▶ **SOURCE EXTRACT**:
-------------------------

Unlike lean manufacturing, from which the principles and methods of Lean IT derive, Lean IT depends upon value streams that are digital and intangible rather than physical and tangible. This renders difficult the visualization of IT value streams and hence the application of Lean IT. Whereas practitioners of lean manufacturing can apply visual management systems such as the kanban cards used in the Toyota Production System, practitioners of Lean IT must use Enterprise IT Management tools to help visualize and analyze the more abstract context of IT value streams.[39]

Reference Implementations

As an emerging area in IT management (see Deployment and Commercial Support), Lean IT has relatively few reference implementations. Moreover, whereas much of the supporting theory and methodology is grounded in the more established field of lean manufacturing, adaptation of such theory and methodology to the digital service-oriented process of IT is likewise only just beginning. This lack makes implementation challenging, as evidenced by the problems experienced with the March 2008 opening of London Heathrow Airport’s Terminal 5. British airports authority BAA and airline British Airways (BA), which has exclusive use of the new terminal, used process methodologies adapted from the motor industry to speed development and achieve cost savings in developing and integrating systems at the new terminal.[40] However, the opening was marred by baggage handling backlogs, staff parking problems, and cancelled flights.[41]

Resistance to Change

The conclusions or recommendations of Lean IT initiatives are likely to demand organizational, operational, and/or behavioral changes that may meet with resistance from workers, managers, and even senior executives. Whether driven by a fear of job losses, a belief that existing work practices are superior, or some other concern, such changes may encounter resistance. For example, a Lean IT recommendation to introduce flexible staffing whereby application development and maintenance managers share personnel is often met with resistance by individual managers who may have relied on certain people for many years. Also, existing incentives and metrics may not align with the proposed staff sharing.[2][42]

Fragmented IT Departments

Even though business services and the ensuing flow of information may span multiple departments, IT organizations are commonly structured in a series of operational or technology-centric silos, each with its own management tools and methods to address perhaps just one particular aspect of waste. Unfortunately, fragmented efforts at Lean IT contribute little benefit becaue they lack the integration necessary to manage cumulative waste across the value chain.[13]

Integration of Lean Production and Lean Consumption

Related to the aforementioned issue of fragmented IT departments is the lack of integration across the entire supply chain, including not only all business partners but also consumers. To this end, Lean IT consultants have recently proposed so-called lean consumption of products and services as a complement to lean production.[43] In this regard, the processes of provision and consumption are tightly integrated and streamlined to minimize total cost and waste and to create new sources of value.

Deployment and Commercial Support

Deployment of Lean IT has been predominantly limited to application development and maintenance (ADM). This focus reflects the cost of ADM.[13] Despite a trend towards increased ADM outsourcing to lower-wage economies,[44] the cost of developing and maintaining applications can still consume more than half of the total IT budget.[2] In this light, the potential of Lean IT to increase productivity by as much as 40% while improving the quality and speed of execution[2] makes ADM a primary target (the “low-hanging fruit,” so to speak) within the IT department.

-------------------------

▶ **COMPLETE THE FOLLOWING**:
[a] According to the Lean IT passage, how much of the total IT budget can the cost of developing and maintaining applications still consume?
[b] Echo the Lean IT passage word for word between "Related to the" and "sources of value.", inclusive.
The entries have no connection to the Lean IT passage.

-------------------------

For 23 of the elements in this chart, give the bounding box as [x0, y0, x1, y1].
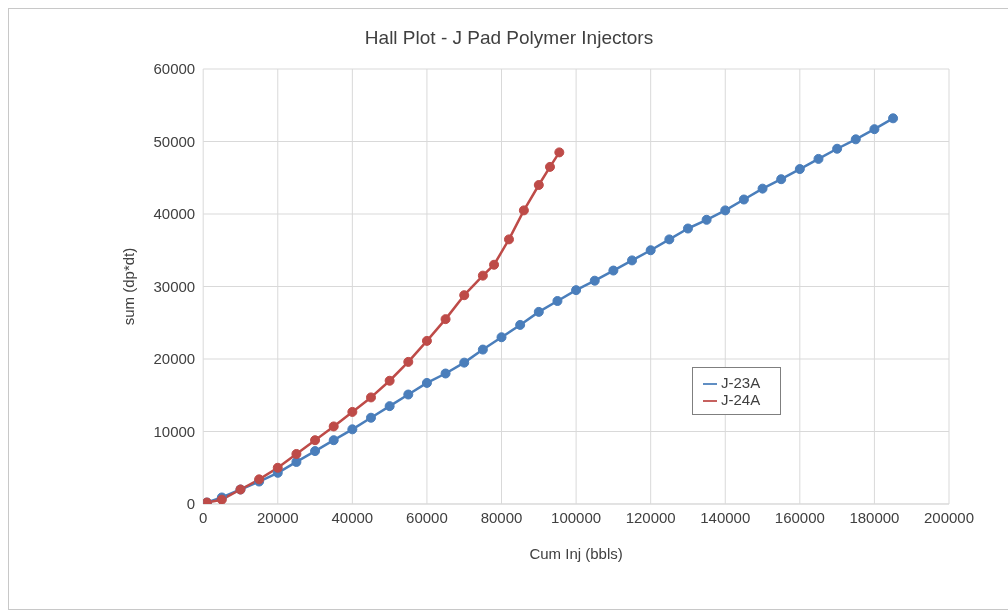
legend-label: J-24A — [721, 391, 761, 409]
x-tick-label: 40000 — [331, 508, 374, 526]
y-tick-label: 50000 — [153, 132, 196, 150]
chart-title: Hall Plot - J Pad Polymer Injectors — [363, 27, 655, 49]
x-axis-title: Cum Inj (bbls) — [529, 545, 623, 562]
y-tick-label: 0 — [186, 495, 196, 513]
legend-label: J-23A — [721, 374, 761, 391]
x-tick-label: 60000 — [406, 508, 448, 526]
y-axis-title: sum (dp*dt) — [119, 247, 137, 326]
x-tick-label: 180000 — [849, 508, 900, 526]
x-tick-label: 120000 — [625, 508, 676, 526]
y-tick-label: 10000 — [153, 422, 196, 440]
x-tick-label: 160000 — [774, 508, 825, 526]
y-tick-label: 30000 — [153, 277, 196, 295]
y-tick-label: 20000 — [153, 350, 196, 368]
x-tick-label: 100000 — [551, 508, 602, 526]
x-tick-label: 0 — [199, 508, 208, 526]
x-tick-label: 80000 — [480, 508, 523, 526]
x-tick-label: 200000 — [923, 508, 975, 526]
y-tick-label: 60000 — [153, 60, 196, 78]
x-tick-label: 20000 — [256, 508, 299, 526]
x-tick-label: 140000 — [700, 508, 751, 526]
y-tick-label: 40000 — [153, 205, 196, 223]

-------------------------

▶ **ANSWERS PROVIDED**:
[a] More than half of the total IT budget.

[b]
Related to the aforementioned issue of fragmented IT departments is the lack of integration across the entire supply chain, including not only all business partners but also consumers. To this end, Lean IT consultants have recently proposed so-called lean consumption of products and services as a complement to lean production.[43] In this regard, the processes of provision and consumption are tightly integrated and streamlined to minimize total cost and waste and to create new sources of value.